* **Directive**
Search the material for the string "anterior" and copy each line where it occurs.

* **Data shown**
[START]

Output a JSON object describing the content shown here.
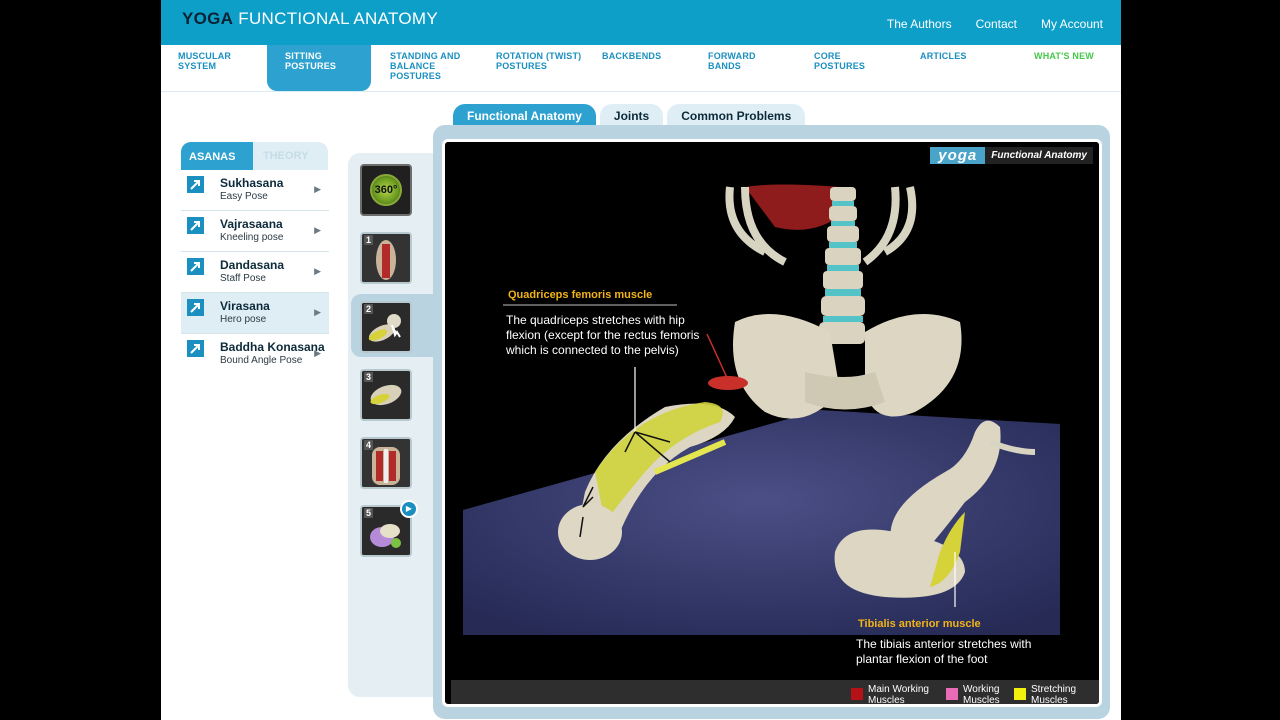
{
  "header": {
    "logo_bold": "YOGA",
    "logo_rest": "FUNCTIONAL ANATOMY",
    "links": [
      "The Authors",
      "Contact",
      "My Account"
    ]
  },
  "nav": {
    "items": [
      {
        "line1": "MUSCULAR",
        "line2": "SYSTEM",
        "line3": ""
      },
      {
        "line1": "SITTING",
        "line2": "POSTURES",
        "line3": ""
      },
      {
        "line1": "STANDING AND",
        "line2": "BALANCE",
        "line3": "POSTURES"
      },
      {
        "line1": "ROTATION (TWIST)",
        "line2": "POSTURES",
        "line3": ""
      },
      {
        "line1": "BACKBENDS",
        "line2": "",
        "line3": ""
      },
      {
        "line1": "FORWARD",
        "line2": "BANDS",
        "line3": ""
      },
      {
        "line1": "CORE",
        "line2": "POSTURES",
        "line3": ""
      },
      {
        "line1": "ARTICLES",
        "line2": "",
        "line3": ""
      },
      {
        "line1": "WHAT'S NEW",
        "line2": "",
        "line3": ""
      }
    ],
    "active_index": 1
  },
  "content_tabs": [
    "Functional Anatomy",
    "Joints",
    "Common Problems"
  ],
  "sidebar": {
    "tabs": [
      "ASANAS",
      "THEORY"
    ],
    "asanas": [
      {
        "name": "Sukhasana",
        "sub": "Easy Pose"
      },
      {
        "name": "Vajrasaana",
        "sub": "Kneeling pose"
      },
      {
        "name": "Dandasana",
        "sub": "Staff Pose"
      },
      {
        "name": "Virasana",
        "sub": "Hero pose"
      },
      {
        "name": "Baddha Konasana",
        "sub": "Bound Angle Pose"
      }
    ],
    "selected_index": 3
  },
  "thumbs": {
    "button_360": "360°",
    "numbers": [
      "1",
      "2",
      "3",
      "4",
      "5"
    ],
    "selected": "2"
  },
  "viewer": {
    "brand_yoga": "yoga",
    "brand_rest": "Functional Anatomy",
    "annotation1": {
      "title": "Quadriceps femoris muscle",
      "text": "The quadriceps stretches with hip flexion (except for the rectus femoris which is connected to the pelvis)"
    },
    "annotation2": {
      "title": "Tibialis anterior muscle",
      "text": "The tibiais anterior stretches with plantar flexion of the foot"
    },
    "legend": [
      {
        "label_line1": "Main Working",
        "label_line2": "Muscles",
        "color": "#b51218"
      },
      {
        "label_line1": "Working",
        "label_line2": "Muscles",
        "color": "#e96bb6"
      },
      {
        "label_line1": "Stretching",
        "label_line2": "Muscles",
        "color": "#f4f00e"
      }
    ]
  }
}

[END]

* **Task answer**
      "title": "Tibialis anterior muscle",
      "text": "The tibiais anterior stretches with plantar flexion of the foot"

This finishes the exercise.